▶ **Problem to work on**
Pick out every line that holds the string "text" and copy it.

▶ **Material for the task**
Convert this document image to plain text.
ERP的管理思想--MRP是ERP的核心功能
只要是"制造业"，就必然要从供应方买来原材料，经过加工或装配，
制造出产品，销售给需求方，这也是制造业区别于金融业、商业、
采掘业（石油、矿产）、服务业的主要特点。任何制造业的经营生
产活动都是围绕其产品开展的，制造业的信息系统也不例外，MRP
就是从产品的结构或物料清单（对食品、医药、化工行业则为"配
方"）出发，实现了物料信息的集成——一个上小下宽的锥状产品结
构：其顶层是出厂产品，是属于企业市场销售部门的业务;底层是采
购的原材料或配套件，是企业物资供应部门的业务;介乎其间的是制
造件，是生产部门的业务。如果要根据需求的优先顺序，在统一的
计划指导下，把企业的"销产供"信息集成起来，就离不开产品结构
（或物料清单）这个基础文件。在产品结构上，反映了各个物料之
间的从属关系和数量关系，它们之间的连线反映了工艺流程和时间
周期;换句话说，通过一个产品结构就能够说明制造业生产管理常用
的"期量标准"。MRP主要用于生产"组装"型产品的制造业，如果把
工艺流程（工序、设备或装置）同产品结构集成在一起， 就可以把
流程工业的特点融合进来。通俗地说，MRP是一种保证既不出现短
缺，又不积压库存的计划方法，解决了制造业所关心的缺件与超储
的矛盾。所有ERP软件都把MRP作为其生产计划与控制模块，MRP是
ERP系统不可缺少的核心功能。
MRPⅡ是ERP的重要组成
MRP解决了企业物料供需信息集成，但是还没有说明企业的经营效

* * *

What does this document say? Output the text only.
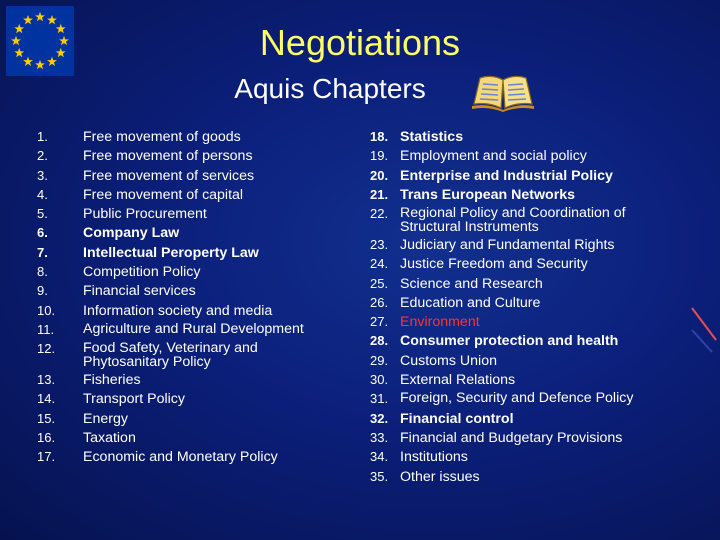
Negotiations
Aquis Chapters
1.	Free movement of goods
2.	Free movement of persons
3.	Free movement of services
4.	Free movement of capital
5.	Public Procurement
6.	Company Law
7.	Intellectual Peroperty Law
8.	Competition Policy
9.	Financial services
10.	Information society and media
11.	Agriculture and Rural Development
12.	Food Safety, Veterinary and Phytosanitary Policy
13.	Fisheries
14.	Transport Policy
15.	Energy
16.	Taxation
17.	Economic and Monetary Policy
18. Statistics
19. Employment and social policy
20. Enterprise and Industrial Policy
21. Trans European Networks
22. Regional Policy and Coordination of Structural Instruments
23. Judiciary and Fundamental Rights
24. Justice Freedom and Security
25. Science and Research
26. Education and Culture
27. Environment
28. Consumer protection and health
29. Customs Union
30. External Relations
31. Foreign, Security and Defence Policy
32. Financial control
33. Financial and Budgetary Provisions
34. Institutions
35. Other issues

▶ **Expected answer**
Convert this document image to plain text.
What does this document say? Output the text only.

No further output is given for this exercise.